+++ Extracted material +++
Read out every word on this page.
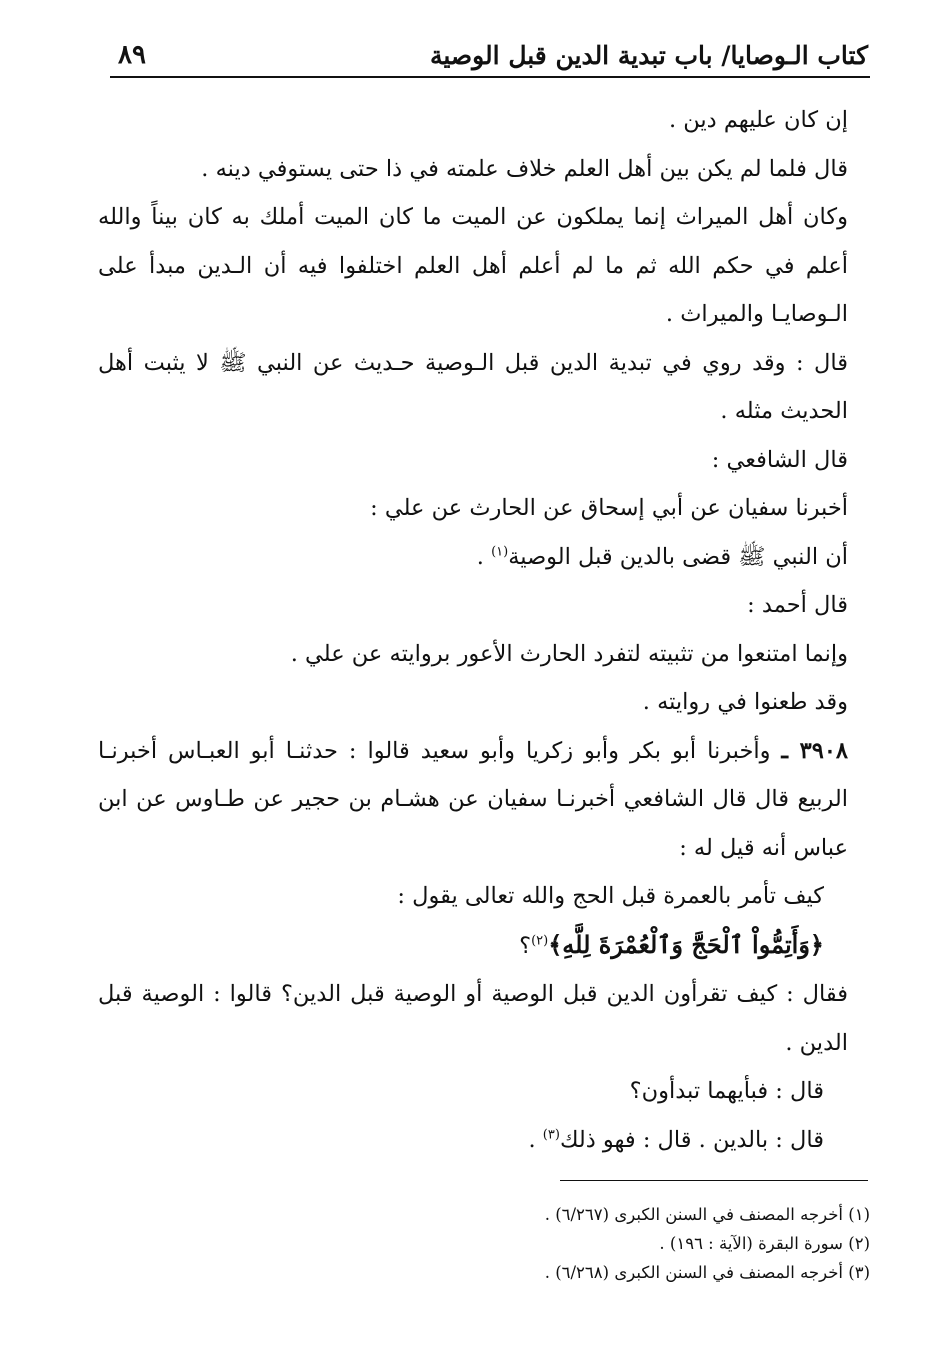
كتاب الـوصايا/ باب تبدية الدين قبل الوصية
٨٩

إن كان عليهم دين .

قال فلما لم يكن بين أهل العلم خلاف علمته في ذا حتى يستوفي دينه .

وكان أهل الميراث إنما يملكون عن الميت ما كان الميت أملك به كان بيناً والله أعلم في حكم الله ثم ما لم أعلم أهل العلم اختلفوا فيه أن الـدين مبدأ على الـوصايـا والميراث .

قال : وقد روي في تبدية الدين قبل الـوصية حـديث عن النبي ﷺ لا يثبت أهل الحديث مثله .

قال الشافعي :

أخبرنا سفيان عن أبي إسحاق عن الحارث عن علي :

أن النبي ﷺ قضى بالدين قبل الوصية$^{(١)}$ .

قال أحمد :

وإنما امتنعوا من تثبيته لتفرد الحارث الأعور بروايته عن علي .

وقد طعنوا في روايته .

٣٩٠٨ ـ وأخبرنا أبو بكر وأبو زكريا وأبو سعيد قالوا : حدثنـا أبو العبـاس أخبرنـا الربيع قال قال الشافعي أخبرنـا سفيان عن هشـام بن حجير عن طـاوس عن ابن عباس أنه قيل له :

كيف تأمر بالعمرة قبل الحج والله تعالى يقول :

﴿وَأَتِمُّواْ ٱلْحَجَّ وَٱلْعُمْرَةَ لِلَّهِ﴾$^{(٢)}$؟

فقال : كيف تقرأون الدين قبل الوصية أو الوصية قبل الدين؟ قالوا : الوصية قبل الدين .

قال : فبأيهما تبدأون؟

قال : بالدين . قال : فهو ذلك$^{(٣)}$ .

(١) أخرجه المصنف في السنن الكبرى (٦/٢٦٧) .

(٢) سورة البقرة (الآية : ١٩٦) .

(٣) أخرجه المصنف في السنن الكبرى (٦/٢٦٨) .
+++
+++ Extracted material +++
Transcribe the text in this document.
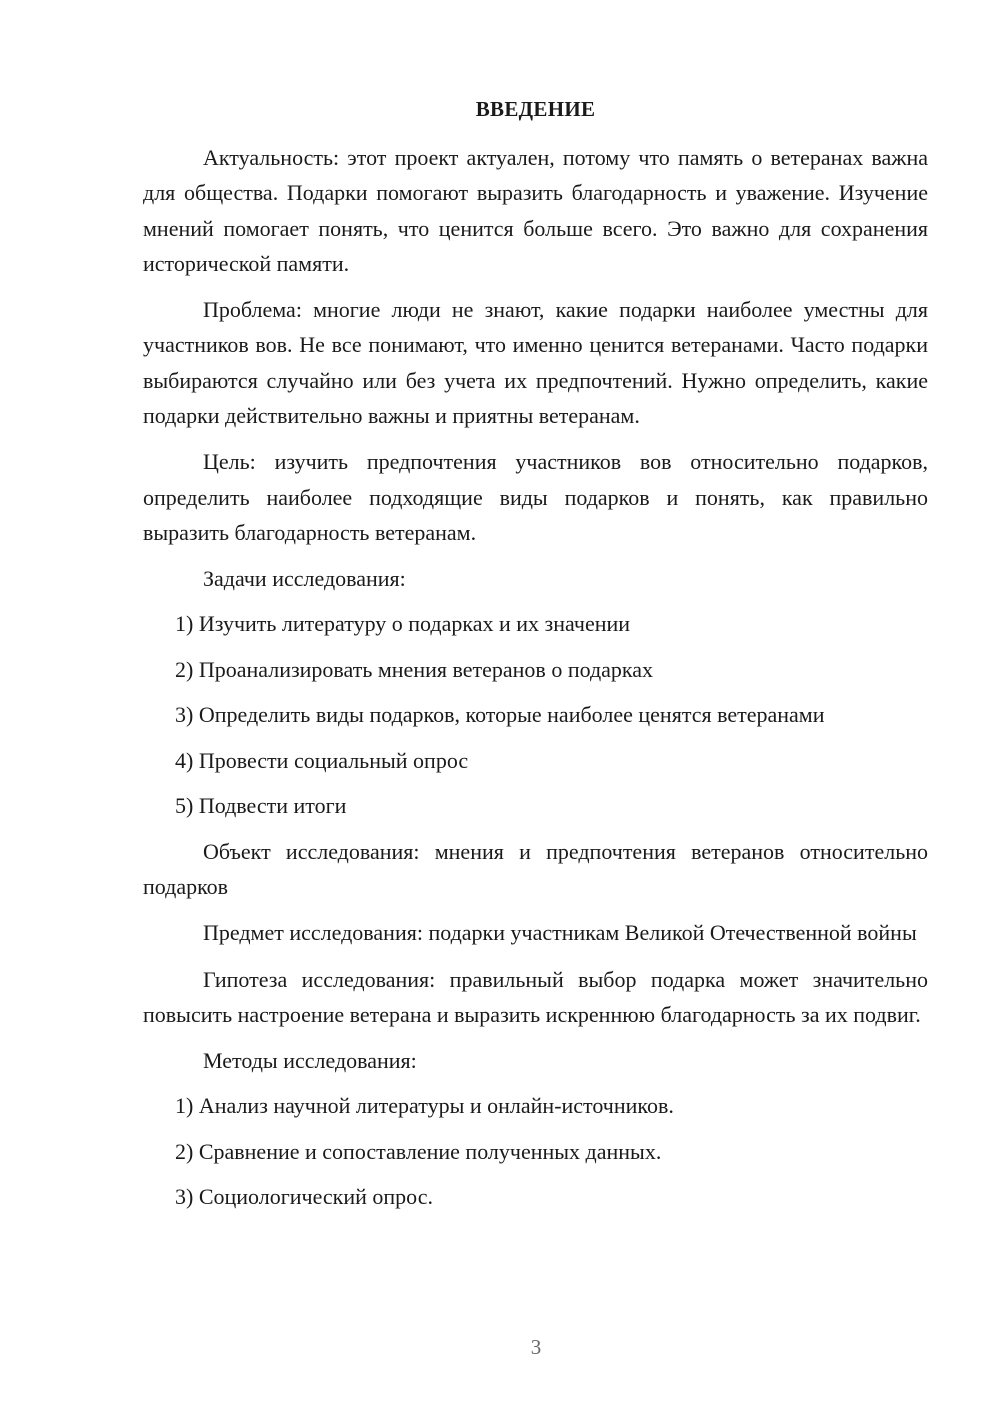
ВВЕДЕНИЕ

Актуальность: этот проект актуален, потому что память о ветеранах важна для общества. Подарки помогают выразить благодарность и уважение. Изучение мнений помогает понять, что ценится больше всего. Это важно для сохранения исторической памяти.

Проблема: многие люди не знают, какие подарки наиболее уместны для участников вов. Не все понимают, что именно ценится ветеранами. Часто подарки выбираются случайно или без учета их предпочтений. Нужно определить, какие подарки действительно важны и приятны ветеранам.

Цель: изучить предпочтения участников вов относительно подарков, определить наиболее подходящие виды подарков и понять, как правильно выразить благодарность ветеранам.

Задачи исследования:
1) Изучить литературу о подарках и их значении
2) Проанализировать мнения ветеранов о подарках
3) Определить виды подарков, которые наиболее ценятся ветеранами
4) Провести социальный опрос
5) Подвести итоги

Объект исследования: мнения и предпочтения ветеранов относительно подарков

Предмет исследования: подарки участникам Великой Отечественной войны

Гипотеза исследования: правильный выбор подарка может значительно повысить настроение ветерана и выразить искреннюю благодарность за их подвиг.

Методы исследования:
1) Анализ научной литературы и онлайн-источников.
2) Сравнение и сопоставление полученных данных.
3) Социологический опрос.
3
+++
+++ Extracted material +++
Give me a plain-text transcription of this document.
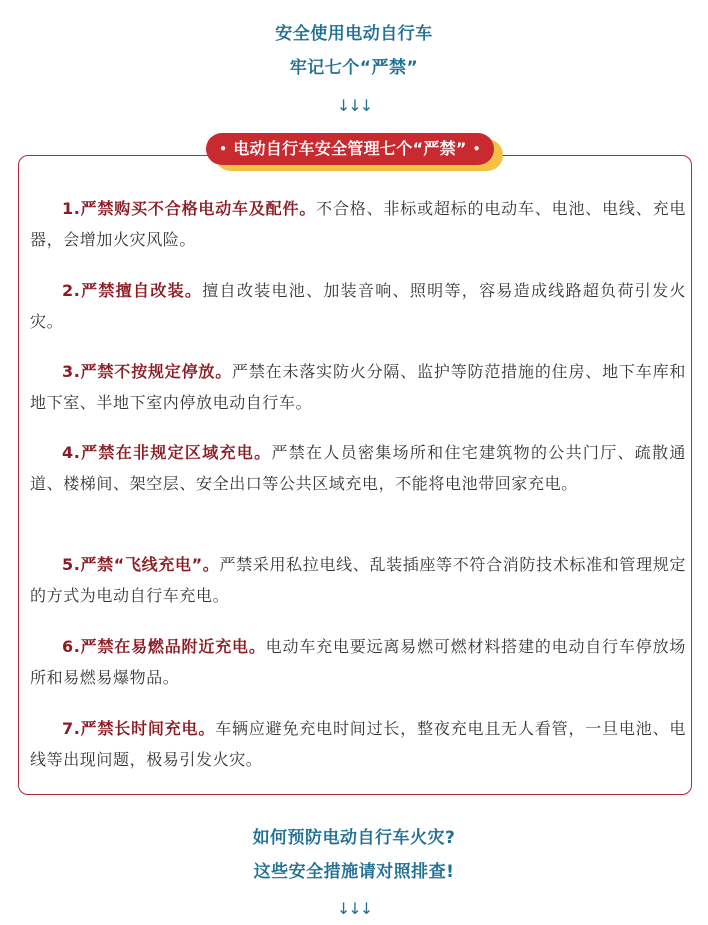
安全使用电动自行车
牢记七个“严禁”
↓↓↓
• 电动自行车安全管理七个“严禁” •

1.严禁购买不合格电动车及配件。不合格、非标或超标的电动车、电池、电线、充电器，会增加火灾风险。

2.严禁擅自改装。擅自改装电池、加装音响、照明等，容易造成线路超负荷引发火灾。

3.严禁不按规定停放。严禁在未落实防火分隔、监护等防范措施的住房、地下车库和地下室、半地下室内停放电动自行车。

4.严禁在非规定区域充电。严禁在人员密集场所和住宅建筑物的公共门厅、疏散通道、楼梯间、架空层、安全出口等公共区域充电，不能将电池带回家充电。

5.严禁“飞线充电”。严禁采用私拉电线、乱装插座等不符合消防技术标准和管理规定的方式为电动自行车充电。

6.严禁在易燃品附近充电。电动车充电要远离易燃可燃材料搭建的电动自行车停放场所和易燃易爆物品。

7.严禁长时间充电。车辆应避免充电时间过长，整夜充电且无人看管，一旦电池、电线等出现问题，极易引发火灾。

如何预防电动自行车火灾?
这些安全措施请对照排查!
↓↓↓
+++
— Task instructions —
Using the records above, copy each line that contains "تبدية".

— Result of this exercise —
كتاب الـوصايا/ باب تبدية الدين قبل الوصية
قال : وقد روي في تبدية الدين قبل الـوصية حـديث عن النبي ﷺ لا يثبت أهل الحديث مثله .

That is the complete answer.